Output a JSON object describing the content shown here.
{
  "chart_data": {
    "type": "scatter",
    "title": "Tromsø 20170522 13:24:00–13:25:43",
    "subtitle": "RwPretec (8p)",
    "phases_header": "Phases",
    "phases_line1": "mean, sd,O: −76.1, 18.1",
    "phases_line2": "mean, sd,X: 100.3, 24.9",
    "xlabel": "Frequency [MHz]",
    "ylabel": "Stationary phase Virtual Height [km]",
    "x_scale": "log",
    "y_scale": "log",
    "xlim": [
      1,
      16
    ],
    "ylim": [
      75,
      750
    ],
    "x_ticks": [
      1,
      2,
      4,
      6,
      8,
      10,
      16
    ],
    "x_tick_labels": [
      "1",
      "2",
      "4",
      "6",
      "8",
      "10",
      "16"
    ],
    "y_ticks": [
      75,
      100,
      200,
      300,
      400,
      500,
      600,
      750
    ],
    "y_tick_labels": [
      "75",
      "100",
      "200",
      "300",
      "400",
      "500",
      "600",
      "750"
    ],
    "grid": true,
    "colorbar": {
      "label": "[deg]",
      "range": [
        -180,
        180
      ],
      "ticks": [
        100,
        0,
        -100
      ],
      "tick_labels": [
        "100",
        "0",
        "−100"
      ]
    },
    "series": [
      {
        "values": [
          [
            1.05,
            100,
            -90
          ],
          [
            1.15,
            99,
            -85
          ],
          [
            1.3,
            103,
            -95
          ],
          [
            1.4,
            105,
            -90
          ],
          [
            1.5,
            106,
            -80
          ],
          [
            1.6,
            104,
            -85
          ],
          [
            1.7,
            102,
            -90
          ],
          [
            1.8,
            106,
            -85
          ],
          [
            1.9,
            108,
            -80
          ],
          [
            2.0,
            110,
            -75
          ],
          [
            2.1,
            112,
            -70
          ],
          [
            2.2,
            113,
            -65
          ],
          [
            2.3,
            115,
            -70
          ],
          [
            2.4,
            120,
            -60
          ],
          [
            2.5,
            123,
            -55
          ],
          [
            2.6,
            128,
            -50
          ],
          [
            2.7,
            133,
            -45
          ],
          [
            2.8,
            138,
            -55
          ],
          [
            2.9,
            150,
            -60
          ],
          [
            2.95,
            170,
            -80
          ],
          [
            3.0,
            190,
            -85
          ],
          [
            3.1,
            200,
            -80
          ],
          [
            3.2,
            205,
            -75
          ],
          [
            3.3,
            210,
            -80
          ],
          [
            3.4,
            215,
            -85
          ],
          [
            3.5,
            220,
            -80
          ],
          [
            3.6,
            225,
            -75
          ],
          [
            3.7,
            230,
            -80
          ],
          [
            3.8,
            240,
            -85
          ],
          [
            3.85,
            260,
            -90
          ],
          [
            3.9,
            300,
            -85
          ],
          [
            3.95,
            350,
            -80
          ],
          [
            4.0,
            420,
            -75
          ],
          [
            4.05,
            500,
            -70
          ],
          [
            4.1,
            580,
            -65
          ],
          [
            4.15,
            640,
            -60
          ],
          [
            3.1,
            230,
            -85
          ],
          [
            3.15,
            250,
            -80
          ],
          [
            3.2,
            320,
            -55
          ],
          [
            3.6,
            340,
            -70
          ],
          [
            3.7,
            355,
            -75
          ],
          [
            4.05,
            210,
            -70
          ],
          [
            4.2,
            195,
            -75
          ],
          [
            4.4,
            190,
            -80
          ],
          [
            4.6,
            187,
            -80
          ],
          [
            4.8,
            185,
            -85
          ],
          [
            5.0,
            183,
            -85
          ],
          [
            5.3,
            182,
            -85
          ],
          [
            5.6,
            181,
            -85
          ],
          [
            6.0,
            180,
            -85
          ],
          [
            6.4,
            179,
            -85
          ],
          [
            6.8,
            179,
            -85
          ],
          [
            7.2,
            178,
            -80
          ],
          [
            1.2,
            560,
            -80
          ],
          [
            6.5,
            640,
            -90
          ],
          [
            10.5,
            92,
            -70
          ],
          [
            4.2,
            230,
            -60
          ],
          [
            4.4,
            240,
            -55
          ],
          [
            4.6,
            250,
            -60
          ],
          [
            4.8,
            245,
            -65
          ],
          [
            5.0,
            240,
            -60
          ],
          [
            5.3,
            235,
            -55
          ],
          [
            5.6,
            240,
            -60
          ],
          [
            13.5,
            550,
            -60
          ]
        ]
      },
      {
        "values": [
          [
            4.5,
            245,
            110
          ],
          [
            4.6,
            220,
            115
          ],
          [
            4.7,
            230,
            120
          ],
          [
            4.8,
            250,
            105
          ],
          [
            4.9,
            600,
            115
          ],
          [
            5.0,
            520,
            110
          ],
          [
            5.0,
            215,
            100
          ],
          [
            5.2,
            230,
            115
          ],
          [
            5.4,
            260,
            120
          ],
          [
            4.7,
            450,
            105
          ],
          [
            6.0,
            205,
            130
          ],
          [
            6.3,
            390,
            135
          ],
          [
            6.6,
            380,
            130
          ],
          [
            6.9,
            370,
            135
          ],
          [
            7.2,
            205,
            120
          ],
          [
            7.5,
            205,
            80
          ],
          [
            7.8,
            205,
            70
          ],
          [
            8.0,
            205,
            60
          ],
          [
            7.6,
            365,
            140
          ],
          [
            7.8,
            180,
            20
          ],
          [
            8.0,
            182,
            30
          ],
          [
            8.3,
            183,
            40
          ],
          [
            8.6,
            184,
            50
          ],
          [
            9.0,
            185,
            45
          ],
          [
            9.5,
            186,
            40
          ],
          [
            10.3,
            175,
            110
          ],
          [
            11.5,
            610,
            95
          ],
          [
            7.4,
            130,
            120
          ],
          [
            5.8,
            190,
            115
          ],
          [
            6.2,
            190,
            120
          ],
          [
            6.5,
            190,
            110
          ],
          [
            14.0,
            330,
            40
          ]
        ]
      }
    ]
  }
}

.....

▶ **Task statement**: Find every line in the records that has the string "mean", then state how many there are and nothing else.

▶ **Reply**: 2